→ **Job**: Pick out every line holding the string "Vision" and copy it.

[Dataset listings of figures]
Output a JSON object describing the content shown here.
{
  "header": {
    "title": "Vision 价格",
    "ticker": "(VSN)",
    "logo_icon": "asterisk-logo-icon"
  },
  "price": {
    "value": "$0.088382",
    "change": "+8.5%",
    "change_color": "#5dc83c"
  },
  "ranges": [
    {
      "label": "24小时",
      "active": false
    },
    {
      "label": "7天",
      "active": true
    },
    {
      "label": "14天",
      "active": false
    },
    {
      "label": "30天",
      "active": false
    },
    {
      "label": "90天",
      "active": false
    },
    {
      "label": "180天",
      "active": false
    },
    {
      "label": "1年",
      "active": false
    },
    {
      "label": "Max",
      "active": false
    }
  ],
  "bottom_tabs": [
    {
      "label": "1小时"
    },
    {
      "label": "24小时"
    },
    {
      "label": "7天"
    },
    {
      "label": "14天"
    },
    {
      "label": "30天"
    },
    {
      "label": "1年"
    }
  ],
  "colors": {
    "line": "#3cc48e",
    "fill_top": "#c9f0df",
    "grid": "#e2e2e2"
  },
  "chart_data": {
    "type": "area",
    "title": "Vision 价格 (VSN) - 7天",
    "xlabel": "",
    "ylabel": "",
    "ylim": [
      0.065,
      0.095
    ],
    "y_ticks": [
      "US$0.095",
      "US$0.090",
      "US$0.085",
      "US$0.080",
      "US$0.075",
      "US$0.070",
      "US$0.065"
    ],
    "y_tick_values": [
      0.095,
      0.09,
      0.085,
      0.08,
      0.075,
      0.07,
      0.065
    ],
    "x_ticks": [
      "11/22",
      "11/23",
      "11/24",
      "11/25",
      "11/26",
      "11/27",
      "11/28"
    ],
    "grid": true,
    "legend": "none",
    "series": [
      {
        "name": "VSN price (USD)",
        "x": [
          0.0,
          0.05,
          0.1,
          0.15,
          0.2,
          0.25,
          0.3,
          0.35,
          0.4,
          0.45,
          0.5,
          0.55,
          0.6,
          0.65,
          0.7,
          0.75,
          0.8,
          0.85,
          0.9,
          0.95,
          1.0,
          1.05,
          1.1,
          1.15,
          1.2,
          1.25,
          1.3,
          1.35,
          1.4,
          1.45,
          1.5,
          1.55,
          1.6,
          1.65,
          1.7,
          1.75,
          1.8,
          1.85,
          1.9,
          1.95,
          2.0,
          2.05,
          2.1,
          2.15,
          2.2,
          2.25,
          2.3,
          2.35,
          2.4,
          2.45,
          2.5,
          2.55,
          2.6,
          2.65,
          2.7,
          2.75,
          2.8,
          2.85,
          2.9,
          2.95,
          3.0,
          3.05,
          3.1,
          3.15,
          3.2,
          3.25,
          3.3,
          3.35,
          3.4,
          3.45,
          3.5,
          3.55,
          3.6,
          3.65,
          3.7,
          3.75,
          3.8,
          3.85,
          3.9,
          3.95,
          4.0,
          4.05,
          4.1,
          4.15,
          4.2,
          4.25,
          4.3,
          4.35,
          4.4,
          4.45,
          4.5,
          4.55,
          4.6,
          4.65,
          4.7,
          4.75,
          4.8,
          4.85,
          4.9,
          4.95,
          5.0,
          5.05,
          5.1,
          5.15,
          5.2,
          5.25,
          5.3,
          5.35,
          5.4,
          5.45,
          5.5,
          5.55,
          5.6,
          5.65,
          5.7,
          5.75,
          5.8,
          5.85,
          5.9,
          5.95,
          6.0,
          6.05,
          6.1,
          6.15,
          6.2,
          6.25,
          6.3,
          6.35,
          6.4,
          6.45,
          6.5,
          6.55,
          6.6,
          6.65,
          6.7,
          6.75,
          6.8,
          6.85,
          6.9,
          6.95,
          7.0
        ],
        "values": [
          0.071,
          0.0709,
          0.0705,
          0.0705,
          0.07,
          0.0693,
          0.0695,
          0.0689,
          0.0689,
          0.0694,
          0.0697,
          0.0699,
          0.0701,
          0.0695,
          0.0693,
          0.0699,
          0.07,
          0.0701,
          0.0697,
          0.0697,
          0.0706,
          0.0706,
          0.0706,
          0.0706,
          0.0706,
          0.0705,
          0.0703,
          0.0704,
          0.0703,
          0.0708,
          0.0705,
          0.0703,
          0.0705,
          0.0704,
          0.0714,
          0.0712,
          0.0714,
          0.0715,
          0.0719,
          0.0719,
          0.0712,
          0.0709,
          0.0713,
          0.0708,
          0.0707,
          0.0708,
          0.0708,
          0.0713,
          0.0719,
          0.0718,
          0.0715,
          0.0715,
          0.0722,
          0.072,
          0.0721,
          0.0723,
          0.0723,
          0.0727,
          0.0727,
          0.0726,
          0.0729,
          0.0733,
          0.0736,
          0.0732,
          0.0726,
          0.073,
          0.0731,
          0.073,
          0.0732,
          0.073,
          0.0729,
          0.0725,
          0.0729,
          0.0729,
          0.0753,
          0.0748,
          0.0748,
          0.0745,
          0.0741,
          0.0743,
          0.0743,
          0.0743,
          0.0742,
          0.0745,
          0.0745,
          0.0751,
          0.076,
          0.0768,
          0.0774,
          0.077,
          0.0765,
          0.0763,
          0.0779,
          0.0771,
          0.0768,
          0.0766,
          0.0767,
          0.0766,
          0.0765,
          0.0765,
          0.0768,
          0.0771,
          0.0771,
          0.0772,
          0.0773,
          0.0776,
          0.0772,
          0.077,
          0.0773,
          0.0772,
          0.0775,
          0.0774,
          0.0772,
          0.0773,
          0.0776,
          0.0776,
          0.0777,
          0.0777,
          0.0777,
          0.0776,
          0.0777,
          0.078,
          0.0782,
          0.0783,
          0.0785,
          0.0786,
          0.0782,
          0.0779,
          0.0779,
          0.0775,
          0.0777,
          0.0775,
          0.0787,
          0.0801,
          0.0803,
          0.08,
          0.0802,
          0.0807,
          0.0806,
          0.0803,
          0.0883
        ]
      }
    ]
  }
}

→ **The output**:
    "title": "Vision 价格",
    "title": "Vision 价格 (VSN) - 7天",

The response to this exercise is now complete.